» **What needs to be done**
Rewrite the lines below with every "paradas" changed to "atajadas" and nothing else altered.

» **Data lines**
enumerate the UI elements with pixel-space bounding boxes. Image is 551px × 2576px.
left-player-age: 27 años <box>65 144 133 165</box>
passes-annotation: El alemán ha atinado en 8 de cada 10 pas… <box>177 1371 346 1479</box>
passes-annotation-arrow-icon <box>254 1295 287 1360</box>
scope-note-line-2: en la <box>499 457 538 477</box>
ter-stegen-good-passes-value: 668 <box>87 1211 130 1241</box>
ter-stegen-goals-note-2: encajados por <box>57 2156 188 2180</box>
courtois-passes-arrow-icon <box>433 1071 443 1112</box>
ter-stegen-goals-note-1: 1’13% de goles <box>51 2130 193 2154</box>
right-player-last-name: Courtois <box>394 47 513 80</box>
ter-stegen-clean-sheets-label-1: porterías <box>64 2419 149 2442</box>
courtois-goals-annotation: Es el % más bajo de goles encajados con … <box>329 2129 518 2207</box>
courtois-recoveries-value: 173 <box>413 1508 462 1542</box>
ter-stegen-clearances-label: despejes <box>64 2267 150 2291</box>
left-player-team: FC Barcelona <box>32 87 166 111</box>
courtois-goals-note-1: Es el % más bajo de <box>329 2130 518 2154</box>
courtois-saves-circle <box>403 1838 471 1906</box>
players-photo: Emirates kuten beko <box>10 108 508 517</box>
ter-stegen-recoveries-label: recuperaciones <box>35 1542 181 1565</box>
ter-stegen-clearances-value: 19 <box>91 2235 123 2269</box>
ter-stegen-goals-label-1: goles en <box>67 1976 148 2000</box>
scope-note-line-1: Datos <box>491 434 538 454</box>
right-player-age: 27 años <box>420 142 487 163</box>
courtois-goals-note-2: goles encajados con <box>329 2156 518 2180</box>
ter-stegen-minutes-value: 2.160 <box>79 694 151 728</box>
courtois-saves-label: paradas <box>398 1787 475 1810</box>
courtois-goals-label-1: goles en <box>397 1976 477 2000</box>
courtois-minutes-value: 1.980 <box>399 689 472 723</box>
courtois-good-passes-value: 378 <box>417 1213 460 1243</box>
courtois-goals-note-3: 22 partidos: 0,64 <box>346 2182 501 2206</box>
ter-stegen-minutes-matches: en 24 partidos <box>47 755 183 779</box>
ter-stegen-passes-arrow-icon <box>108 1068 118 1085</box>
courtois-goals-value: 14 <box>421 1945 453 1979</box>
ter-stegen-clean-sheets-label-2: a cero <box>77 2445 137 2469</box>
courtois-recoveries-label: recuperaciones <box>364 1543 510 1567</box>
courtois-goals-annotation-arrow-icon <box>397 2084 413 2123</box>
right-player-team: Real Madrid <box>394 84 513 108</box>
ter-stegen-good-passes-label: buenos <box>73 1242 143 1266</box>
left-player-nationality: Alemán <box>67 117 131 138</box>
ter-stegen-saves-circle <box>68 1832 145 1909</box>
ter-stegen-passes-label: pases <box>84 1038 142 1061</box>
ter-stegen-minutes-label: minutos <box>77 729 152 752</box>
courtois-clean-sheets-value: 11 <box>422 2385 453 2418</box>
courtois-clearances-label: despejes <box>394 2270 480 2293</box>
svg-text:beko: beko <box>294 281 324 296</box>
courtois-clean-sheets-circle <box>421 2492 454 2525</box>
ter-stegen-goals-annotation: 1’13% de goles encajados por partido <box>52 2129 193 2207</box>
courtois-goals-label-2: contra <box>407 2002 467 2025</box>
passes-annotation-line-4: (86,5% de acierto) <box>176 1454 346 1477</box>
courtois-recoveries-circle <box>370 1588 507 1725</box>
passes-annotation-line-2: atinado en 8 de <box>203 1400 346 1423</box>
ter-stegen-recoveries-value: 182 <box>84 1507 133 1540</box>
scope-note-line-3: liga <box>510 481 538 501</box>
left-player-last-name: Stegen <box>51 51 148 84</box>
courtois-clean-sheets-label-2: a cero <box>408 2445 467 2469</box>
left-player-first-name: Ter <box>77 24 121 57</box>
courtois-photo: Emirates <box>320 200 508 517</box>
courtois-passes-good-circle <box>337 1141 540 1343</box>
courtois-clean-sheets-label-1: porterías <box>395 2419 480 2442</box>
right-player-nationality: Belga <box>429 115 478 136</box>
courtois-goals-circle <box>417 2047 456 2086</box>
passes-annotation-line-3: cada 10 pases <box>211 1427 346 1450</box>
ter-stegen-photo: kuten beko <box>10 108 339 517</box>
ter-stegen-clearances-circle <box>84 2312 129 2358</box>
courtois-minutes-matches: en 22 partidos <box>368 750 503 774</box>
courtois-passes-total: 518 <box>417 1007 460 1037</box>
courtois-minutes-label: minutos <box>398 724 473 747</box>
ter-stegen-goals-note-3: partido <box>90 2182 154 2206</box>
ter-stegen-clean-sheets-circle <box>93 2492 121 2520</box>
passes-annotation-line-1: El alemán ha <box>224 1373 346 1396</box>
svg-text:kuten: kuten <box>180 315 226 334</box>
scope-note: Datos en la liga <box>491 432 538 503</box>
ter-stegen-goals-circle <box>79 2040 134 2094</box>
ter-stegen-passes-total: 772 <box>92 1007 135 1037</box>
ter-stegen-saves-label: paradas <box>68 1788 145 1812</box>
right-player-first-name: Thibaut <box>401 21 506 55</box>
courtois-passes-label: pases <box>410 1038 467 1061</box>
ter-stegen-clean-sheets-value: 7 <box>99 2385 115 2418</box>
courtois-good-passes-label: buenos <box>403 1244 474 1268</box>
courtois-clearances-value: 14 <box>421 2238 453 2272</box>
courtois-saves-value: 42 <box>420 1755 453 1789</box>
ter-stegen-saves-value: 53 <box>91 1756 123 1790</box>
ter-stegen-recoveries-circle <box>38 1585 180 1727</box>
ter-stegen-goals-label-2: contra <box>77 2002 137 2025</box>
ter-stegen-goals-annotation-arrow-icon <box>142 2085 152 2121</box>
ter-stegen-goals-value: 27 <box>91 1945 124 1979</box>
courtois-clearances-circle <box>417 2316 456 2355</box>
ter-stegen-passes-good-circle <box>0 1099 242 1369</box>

» **Worked answer**
enumerate the UI elements with pixel-space bounding boxes. Image is 551px × 2576px.
left-player-age: 27 años <box>65 144 133 165</box>
passes-annotation: El alemán ha atinado en 8 de cada 10 pas… <box>177 1371 346 1479</box>
passes-annotation-arrow-icon <box>254 1295 287 1360</box>
scope-note-line-2: en la <box>499 457 538 477</box>
ter-stegen-good-passes-value: 668 <box>87 1211 130 1241</box>
ter-stegen-goals-note-2: encajados por <box>57 2156 188 2180</box>
courtois-passes-arrow-icon <box>433 1071 443 1112</box>
ter-stegen-goals-note-1: 1’13% de goles <box>51 2130 193 2154</box>
right-player-last-name: Courtois <box>394 47 513 80</box>
ter-stegen-clean-sheets-label-1: porterías <box>64 2419 149 2442</box>
courtois-goals-annotation: Es el % más bajo de goles encajados con … <box>329 2129 518 2207</box>
courtois-recoveries-value: 173 <box>413 1508 462 1542</box>
ter-stegen-clearances-label: despejes <box>64 2267 150 2291</box>
left-player-team: FC Barcelona <box>32 87 166 111</box>
courtois-goals-note-1: Es el % más bajo de <box>329 2130 518 2154</box>
courtois-saves-circle <box>403 1838 471 1906</box>
players-photo: Emirates kuten beko <box>10 108 508 517</box>
ter-stegen-recoveries-label: recuperaciones <box>35 1542 181 1565</box>
ter-stegen-clearances-value: 19 <box>91 2235 123 2269</box>
ter-stegen-goals-label-1: goles en <box>67 1976 148 2000</box>
scope-note-line-1: Datos <box>491 434 538 454</box>
right-player-age: 27 años <box>420 142 487 163</box>
courtois-goals-note-2: goles encajados con <box>329 2156 518 2180</box>
ter-stegen-minutes-value: 2.160 <box>79 694 151 728</box>
courtois-saves-label: atajadas <box>398 1787 475 1810</box>
courtois-goals-label-1: goles en <box>397 1976 477 2000</box>
courtois-minutes-value: 1.980 <box>399 689 472 723</box>
courtois-good-passes-value: 378 <box>417 1213 460 1243</box>
courtois-goals-note-3: 22 partidos: 0,64 <box>346 2182 501 2206</box>
ter-stegen-minutes-matches: en 24 partidos <box>47 755 183 779</box>
ter-stegen-passes-arrow-icon <box>108 1068 118 1085</box>
courtois-goals-value: 14 <box>421 1945 453 1979</box>
ter-stegen-clean-sheets-label-2: a cero <box>77 2445 137 2469</box>
courtois-recoveries-label: recuperaciones <box>364 1543 510 1567</box>
courtois-goals-annotation-arrow-icon <box>397 2084 413 2123</box>
right-player-team: Real Madrid <box>394 84 513 108</box>
ter-stegen-good-passes-label: buenos <box>73 1242 143 1266</box>
left-player-nationality: Alemán <box>67 117 131 138</box>
ter-stegen-saves-circle <box>68 1832 145 1909</box>
ter-stegen-passes-label: pases <box>84 1038 142 1061</box>
ter-stegen-minutes-label: minutos <box>77 729 152 752</box>
courtois-clean-sheets-value: 11 <box>422 2385 453 2418</box>
courtois-clearances-label: despejes <box>394 2270 480 2293</box>
svg-text:beko: beko <box>294 281 324 296</box>
courtois-clean-sheets-circle <box>421 2492 454 2525</box>
ter-stegen-goals-annotation: 1’13% de goles encajados por partido <box>52 2129 193 2207</box>
courtois-goals-label-2: contra <box>407 2002 467 2025</box>
passes-annotation-line-4: (86,5% de acierto) <box>176 1454 346 1477</box>
courtois-recoveries-circle <box>370 1588 507 1725</box>
passes-annotation-line-2: atinado en 8 de <box>203 1400 346 1423</box>
ter-stegen-recoveries-value: 182 <box>84 1507 133 1540</box>
scope-note-line-3: liga <box>510 481 538 501</box>
left-player-last-name: Stegen <box>51 51 148 84</box>
courtois-clean-sheets-label-2: a cero <box>408 2445 467 2469</box>
left-player-first-name: Ter <box>77 24 121 57</box>
courtois-photo: Emirates <box>320 200 508 517</box>
courtois-passes-good-circle <box>337 1141 540 1343</box>
courtois-clean-sheets-label-1: porterías <box>395 2419 480 2442</box>
right-player-nationality: Belga <box>429 115 478 136</box>
courtois-goals-circle <box>417 2047 456 2086</box>
passes-annotation-line-3: cada 10 pases <box>211 1427 346 1450</box>
ter-stegen-photo: kuten beko <box>10 108 339 517</box>
ter-stegen-clearances-circle <box>84 2312 129 2358</box>
courtois-minutes-matches: en 22 partidos <box>368 750 503 774</box>
courtois-passes-total: 518 <box>417 1007 460 1037</box>
courtois-minutes-label: minutos <box>398 724 473 747</box>
ter-stegen-goals-note-3: partido <box>90 2182 154 2206</box>
ter-stegen-clean-sheets-circle <box>93 2492 121 2520</box>
passes-annotation-line-1: El alemán ha <box>224 1373 346 1396</box>
svg-text:kuten: kuten <box>180 315 226 334</box>
scope-note: Datos en la liga <box>491 432 538 503</box>
ter-stegen-goals-circle <box>79 2040 134 2094</box>
ter-stegen-passes-total: 772 <box>92 1007 135 1037</box>
ter-stegen-saves-label: atajadas <box>68 1788 145 1812</box>
right-player-first-name: Thibaut <box>401 21 506 55</box>
courtois-passes-label: pases <box>410 1038 467 1061</box>
ter-stegen-clean-sheets-value: 7 <box>99 2385 115 2418</box>
courtois-good-passes-label: buenos <box>403 1244 474 1268</box>
courtois-clearances-value: 14 <box>421 2238 453 2272</box>
courtois-saves-value: 42 <box>420 1755 453 1789</box>
ter-stegen-saves-value: 53 <box>91 1756 123 1790</box>
ter-stegen-recoveries-circle <box>38 1585 180 1727</box>
ter-stegen-goals-label-2: contra <box>77 2002 137 2025</box>
ter-stegen-goals-annotation-arrow-icon <box>142 2085 152 2121</box>
ter-stegen-goals-value: 27 <box>91 1945 124 1979</box>
courtois-clearances-circle <box>417 2316 456 2355</box>
ter-stegen-passes-good-circle <box>0 1099 242 1369</box>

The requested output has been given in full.